Task statement: Only lines holding the string "Trust" are wanted; copy each one from the material.

Data in this exercise:
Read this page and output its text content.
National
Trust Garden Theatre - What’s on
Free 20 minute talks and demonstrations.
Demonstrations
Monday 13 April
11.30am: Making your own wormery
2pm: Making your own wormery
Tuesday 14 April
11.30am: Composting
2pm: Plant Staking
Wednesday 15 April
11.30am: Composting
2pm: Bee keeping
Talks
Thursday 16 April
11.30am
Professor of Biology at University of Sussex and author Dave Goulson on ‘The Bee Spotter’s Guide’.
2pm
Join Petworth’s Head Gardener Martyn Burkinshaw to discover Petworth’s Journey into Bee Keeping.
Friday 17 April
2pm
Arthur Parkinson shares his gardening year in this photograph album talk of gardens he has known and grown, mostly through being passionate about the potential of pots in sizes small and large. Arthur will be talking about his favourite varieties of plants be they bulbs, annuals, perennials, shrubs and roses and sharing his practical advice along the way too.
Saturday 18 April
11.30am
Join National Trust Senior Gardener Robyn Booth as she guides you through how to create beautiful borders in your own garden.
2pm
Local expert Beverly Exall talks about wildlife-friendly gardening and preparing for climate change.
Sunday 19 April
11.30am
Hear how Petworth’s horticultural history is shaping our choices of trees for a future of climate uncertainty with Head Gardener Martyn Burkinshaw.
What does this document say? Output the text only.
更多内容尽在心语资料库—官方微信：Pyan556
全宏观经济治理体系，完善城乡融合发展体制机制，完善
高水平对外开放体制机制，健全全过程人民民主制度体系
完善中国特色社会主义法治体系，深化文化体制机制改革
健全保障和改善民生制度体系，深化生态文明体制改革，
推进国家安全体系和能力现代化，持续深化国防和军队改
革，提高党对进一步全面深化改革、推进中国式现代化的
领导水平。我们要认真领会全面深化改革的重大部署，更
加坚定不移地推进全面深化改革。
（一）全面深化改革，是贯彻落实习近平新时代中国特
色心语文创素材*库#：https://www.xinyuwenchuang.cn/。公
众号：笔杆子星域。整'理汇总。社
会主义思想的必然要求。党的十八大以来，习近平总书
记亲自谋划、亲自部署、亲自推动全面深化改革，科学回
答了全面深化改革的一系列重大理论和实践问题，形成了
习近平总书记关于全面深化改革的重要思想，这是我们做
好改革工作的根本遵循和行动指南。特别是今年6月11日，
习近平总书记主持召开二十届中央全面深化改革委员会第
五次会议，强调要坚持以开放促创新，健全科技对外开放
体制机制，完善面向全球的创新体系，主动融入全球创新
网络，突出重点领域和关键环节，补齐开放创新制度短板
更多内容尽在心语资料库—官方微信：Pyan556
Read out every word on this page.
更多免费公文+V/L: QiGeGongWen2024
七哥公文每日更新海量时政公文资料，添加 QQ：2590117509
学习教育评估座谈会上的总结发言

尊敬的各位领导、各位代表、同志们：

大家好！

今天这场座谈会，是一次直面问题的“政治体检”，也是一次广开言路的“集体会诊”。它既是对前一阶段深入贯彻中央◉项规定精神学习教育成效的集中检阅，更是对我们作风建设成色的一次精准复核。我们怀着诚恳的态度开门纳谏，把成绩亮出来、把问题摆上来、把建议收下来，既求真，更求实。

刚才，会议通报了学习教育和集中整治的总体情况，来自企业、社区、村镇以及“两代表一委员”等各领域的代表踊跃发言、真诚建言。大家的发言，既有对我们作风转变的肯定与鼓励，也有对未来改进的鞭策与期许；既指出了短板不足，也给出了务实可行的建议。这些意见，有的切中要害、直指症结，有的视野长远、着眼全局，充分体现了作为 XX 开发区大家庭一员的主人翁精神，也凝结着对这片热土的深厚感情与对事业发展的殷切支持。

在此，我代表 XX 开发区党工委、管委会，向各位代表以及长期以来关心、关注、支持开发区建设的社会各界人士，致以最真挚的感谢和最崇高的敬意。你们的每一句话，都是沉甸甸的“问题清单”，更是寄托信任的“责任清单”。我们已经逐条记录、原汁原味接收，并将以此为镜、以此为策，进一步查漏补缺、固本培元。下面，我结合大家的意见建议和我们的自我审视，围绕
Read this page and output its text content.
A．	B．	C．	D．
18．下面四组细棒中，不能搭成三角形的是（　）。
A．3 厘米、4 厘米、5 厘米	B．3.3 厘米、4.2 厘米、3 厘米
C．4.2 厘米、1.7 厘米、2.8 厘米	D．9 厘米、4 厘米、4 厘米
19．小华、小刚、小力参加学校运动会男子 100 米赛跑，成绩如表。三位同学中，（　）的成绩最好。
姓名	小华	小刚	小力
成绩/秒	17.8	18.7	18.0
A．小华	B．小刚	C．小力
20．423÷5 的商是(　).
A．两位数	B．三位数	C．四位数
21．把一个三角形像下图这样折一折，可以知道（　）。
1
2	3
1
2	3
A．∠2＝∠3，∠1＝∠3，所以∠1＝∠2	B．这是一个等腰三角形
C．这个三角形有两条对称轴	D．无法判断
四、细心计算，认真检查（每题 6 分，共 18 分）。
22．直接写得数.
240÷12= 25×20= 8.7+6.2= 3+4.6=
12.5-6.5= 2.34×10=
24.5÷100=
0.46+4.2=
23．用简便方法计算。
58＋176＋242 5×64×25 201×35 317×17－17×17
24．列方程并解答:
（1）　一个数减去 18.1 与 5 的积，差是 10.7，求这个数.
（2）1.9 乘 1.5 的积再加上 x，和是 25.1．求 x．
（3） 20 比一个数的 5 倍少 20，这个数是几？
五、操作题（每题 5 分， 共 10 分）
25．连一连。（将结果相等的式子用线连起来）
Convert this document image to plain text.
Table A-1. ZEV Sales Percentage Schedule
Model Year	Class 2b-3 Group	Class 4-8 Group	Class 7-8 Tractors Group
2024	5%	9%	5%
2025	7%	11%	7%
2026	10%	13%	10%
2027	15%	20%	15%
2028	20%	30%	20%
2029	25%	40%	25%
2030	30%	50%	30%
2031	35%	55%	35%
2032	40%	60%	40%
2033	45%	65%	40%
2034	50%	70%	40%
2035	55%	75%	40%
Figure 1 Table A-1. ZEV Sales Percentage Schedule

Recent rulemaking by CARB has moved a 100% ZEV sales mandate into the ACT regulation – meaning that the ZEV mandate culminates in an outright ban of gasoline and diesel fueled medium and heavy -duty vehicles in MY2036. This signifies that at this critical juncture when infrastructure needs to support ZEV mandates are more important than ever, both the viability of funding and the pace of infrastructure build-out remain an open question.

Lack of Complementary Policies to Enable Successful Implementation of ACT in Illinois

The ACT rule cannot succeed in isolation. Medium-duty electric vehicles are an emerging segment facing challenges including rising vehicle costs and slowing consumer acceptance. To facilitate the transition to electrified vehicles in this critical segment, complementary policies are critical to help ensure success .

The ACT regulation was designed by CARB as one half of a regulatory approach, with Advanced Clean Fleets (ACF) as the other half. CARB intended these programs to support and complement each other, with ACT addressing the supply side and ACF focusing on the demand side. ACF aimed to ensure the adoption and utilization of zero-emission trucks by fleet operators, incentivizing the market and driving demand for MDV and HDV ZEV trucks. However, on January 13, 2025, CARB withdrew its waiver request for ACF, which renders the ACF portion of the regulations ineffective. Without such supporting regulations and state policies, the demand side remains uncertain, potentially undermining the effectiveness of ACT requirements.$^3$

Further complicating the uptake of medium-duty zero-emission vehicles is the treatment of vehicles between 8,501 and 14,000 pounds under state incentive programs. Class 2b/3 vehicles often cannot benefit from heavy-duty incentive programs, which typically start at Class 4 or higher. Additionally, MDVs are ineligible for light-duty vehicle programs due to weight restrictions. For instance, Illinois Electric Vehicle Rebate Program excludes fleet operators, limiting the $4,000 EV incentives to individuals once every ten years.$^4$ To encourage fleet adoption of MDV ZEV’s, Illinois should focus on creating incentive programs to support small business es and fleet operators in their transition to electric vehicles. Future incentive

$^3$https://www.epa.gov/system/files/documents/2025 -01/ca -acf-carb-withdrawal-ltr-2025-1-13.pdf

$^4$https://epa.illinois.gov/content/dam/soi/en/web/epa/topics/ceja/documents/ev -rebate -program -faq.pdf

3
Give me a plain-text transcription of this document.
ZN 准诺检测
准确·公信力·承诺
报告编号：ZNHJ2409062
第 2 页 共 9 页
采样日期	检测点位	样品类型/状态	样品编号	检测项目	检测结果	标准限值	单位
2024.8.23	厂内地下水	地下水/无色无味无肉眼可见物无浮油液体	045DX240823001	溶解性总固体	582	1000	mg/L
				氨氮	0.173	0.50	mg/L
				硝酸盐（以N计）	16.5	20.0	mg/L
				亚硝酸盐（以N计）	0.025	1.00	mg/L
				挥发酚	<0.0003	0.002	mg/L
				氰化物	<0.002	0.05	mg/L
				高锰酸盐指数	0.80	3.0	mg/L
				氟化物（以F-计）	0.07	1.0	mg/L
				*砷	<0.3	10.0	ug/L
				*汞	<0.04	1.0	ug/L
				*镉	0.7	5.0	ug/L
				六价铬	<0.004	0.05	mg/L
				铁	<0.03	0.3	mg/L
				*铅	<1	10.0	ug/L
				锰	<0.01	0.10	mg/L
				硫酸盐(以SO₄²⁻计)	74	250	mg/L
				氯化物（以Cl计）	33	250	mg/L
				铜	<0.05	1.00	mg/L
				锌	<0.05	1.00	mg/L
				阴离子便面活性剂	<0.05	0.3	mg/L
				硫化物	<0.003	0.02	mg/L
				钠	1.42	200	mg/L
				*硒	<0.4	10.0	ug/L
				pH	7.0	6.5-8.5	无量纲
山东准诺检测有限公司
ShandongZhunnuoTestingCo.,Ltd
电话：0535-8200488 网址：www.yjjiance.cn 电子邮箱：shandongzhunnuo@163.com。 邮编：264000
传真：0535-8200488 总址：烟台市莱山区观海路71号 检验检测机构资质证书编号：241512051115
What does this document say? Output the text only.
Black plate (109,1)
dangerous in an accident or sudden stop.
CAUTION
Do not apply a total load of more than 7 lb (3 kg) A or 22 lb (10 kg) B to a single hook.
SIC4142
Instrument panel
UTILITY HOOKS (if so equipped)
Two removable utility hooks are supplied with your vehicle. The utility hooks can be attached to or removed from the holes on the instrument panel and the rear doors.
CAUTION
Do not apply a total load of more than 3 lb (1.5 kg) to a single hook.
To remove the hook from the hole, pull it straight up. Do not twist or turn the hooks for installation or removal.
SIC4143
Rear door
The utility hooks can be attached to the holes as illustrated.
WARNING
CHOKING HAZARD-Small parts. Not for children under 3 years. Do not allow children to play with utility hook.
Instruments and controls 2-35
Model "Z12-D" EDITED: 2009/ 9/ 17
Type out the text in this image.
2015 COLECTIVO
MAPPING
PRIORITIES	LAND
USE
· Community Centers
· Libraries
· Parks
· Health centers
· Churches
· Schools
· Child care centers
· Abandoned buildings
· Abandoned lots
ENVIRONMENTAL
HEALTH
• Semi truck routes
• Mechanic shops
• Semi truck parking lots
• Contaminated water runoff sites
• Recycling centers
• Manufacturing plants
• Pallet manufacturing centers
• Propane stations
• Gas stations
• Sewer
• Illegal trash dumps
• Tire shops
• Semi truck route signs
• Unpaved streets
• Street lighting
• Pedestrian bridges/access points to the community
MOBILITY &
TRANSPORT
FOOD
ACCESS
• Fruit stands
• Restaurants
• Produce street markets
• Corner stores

Expected output:
Trust Garden Theatre - What’s on
Join National Trust Senior Gardener Robyn Booth as she guides you through how to create beautiful borders in your own garden.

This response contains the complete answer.